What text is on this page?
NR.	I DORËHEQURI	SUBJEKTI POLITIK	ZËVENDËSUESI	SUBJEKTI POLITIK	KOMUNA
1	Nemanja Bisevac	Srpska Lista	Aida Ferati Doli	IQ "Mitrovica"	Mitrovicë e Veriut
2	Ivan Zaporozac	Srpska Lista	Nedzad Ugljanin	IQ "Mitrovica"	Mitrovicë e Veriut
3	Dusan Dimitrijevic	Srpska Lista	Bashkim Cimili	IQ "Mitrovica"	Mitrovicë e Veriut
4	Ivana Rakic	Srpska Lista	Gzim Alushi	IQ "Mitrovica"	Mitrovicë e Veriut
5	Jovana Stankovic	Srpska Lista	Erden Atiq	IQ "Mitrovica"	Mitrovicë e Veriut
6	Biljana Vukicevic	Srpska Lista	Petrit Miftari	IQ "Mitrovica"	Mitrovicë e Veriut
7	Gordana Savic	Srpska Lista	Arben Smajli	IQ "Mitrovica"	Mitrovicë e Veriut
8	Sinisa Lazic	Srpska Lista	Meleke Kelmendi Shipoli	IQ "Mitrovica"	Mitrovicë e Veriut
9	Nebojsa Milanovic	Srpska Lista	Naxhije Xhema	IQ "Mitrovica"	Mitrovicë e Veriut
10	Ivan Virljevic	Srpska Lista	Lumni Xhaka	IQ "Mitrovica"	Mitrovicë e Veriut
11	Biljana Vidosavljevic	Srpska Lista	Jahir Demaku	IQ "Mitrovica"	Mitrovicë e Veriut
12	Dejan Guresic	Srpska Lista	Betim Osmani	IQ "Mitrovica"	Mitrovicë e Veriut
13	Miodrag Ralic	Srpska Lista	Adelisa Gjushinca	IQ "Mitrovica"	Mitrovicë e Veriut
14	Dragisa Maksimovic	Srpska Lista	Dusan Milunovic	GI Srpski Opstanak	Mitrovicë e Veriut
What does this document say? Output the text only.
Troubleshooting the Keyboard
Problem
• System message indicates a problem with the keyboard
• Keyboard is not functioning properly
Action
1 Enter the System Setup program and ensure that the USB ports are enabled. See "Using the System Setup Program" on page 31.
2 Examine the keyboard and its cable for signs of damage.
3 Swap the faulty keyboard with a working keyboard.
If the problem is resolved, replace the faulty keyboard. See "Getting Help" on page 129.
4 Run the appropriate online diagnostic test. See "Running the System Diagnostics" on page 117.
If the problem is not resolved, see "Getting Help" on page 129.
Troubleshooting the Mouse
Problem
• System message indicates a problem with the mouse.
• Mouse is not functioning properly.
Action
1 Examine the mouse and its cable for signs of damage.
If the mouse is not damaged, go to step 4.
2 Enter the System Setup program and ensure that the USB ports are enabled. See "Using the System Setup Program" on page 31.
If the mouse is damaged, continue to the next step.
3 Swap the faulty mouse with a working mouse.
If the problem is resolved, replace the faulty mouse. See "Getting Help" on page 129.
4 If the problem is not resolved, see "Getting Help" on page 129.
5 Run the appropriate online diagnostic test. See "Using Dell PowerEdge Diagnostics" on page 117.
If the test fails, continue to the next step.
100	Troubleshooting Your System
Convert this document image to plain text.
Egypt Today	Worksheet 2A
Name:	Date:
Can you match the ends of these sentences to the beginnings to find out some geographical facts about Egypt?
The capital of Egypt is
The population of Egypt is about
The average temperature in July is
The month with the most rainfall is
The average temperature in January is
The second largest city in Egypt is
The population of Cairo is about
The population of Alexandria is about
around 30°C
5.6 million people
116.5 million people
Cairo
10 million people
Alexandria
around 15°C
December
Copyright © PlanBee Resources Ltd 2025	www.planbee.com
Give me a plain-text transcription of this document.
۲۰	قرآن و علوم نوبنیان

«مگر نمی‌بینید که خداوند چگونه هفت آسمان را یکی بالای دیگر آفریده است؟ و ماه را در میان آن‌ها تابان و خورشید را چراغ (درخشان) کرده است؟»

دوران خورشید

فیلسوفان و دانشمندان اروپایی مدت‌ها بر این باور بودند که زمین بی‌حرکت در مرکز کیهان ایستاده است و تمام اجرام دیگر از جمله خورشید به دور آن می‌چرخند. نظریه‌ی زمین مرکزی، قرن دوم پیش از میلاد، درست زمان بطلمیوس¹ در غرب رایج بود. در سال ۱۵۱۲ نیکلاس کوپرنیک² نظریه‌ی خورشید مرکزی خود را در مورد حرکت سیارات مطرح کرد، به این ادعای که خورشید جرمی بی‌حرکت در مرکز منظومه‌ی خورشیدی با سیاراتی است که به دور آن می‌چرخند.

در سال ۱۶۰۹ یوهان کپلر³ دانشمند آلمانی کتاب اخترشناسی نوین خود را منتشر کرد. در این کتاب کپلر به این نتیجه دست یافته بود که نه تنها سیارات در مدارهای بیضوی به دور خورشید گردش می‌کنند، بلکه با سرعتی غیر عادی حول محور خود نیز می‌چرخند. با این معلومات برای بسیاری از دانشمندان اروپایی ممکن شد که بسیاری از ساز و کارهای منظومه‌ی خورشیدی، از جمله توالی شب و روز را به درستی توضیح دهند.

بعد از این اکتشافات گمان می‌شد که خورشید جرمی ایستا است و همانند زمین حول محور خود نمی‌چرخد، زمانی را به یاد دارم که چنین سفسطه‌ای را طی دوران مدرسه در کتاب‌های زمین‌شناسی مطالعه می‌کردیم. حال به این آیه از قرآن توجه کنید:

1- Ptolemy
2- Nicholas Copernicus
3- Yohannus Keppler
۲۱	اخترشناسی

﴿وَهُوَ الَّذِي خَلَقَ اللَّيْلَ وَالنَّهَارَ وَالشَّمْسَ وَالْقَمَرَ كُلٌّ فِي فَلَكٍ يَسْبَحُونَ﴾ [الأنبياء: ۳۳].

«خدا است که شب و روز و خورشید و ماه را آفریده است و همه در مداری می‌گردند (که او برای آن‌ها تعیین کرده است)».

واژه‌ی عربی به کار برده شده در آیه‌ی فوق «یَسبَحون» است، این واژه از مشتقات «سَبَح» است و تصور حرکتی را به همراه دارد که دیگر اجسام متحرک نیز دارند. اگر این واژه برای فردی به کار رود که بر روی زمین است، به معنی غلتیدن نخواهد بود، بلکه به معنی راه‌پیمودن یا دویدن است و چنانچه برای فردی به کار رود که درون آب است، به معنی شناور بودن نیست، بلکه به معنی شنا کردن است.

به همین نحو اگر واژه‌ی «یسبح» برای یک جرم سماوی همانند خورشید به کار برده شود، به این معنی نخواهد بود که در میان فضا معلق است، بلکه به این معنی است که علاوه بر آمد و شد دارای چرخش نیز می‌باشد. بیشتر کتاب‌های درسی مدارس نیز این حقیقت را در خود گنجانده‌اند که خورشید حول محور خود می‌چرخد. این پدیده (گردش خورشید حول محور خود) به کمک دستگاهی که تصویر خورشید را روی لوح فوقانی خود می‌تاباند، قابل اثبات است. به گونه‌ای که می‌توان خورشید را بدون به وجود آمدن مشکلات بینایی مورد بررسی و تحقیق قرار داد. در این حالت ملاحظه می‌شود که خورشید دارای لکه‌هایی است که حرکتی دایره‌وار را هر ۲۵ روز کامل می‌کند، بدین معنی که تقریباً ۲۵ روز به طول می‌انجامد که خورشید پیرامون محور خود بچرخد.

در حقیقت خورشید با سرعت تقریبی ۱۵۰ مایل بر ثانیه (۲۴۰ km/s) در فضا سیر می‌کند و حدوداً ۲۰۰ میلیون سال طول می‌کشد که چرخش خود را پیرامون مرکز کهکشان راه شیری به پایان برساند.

__PROMPT__:
Identify and copy the lines holding the word "message".

__THE ANSWER__:
• System message indicates a problem with the keyboard
• System message indicates a problem with the mouse.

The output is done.